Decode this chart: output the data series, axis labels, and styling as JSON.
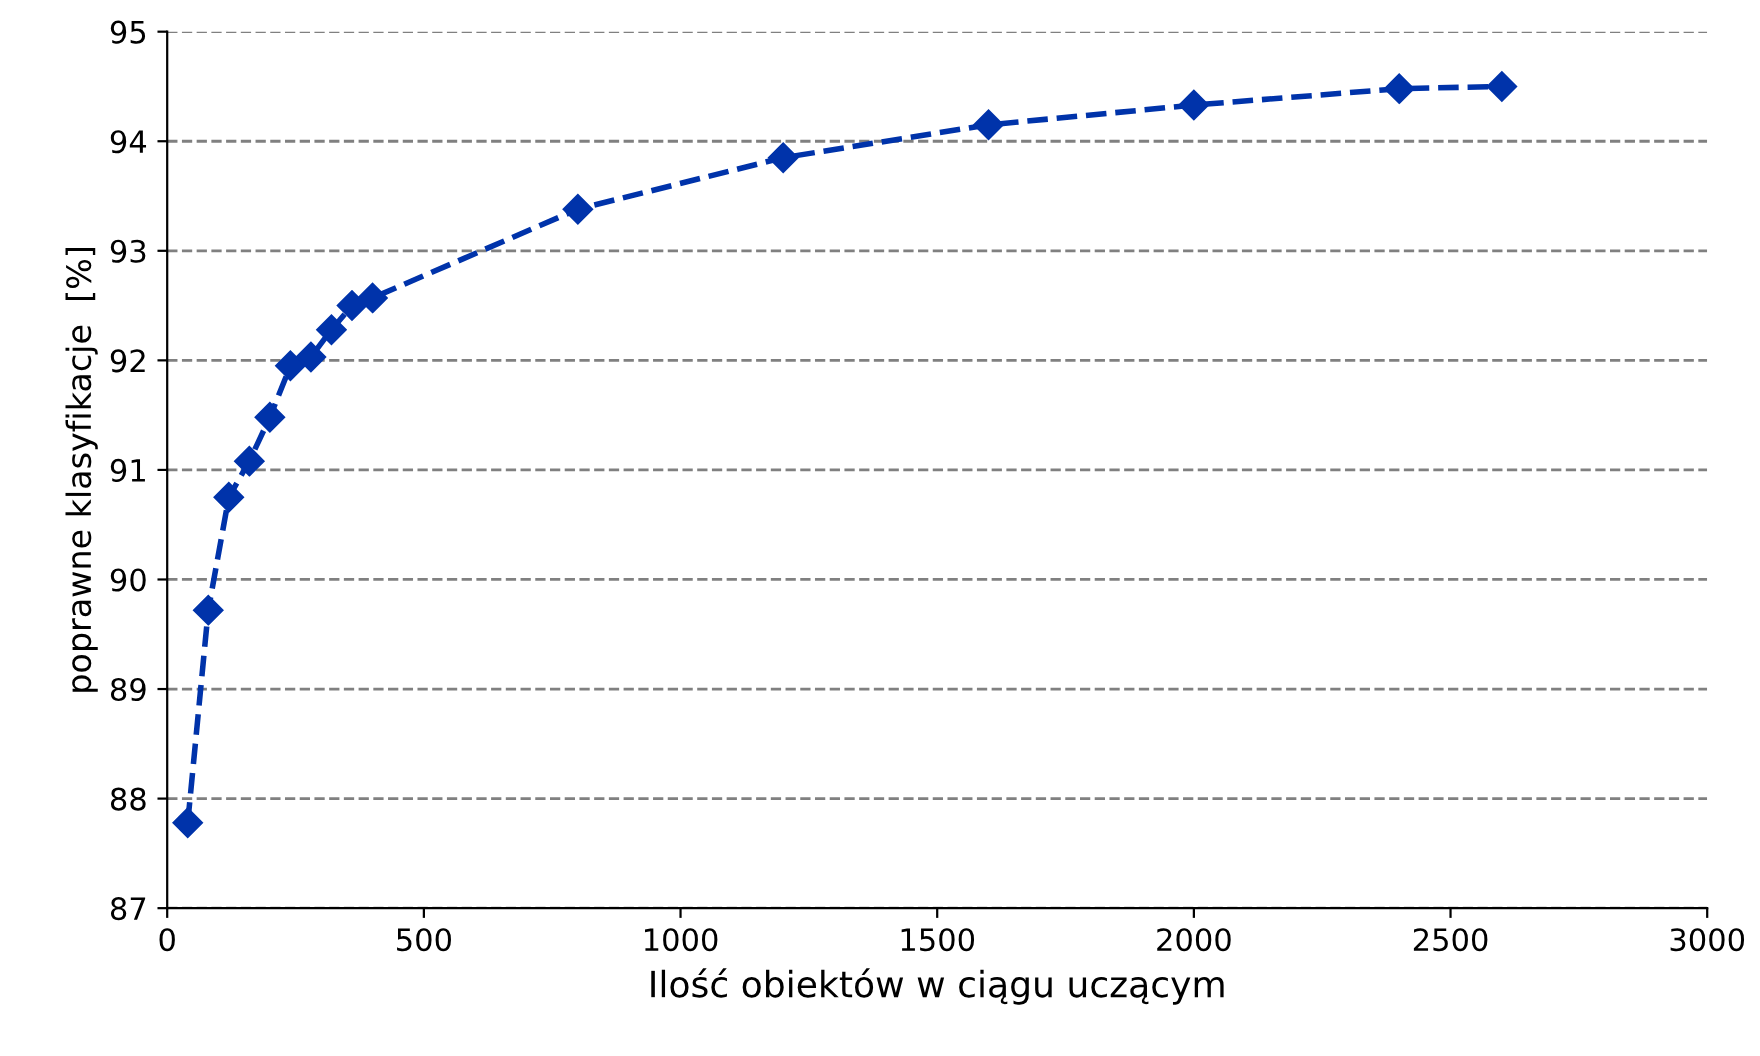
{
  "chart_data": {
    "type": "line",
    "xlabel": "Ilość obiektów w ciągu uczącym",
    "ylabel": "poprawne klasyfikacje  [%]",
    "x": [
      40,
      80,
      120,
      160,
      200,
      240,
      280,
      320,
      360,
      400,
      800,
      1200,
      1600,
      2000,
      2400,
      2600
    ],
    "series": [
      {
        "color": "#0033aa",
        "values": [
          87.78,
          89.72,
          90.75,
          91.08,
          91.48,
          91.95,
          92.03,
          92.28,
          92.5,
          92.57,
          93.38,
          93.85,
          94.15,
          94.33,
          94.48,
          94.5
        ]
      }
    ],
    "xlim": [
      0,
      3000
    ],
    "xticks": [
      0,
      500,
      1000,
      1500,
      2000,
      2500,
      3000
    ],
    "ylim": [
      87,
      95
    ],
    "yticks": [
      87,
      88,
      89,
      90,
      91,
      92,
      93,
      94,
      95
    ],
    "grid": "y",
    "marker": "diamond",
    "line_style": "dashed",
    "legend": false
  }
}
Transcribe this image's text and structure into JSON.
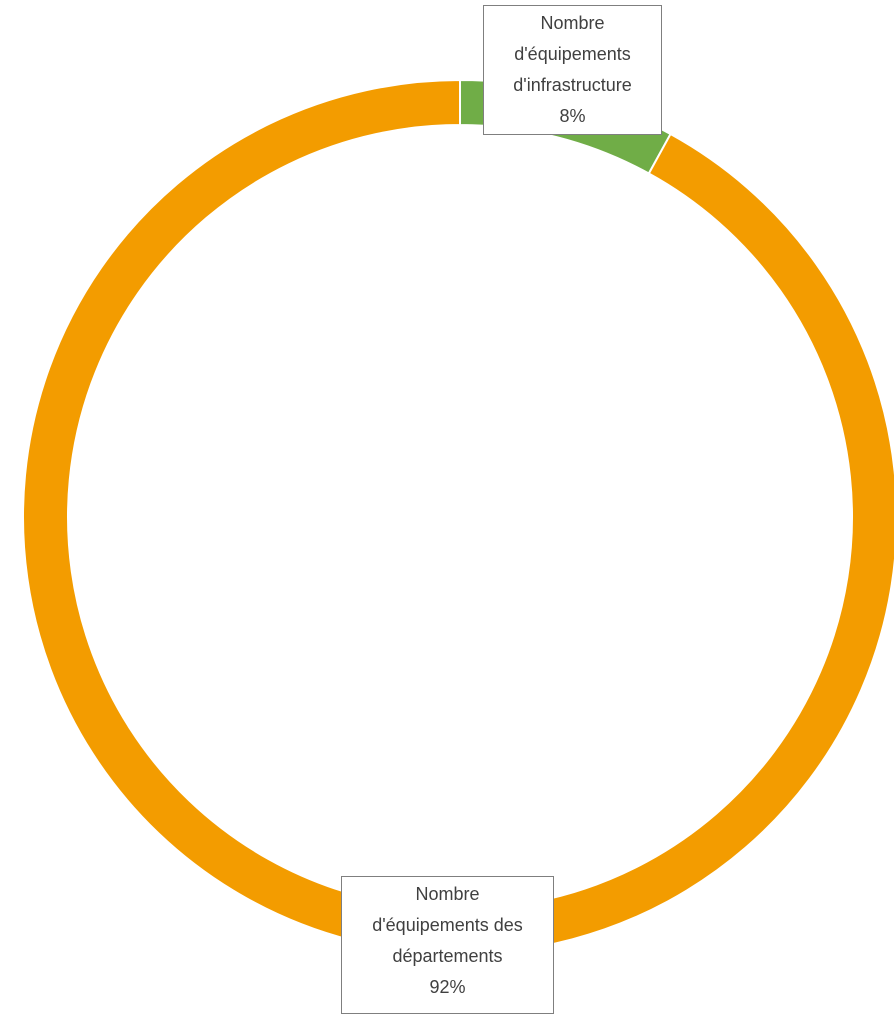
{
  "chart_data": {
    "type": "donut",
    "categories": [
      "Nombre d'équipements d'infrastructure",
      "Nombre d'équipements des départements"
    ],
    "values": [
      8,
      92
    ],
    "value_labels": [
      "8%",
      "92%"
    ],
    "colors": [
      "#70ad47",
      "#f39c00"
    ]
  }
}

▸ **Required task**:
Reproduce the lines above, exactly and exclusively, from the line containing "Transcribe this image's" down to the last line, both included; pictures are not part of the copy.

▸ **Result below**:
Transcribe this image's text and structure into JSON.
{
  "chart_data": {
    "type": "donut",
    "categories": [
      "Nombre d'équipements d'infrastructure",
      "Nombre d'équipements des départements"
    ],
    "values": [
      8,
      92
    ],
    "value_labels": [
      "8%",
      "92%"
    ],
    "colors": [
      "#70ad47",
      "#f39c00"
    ]
  }
}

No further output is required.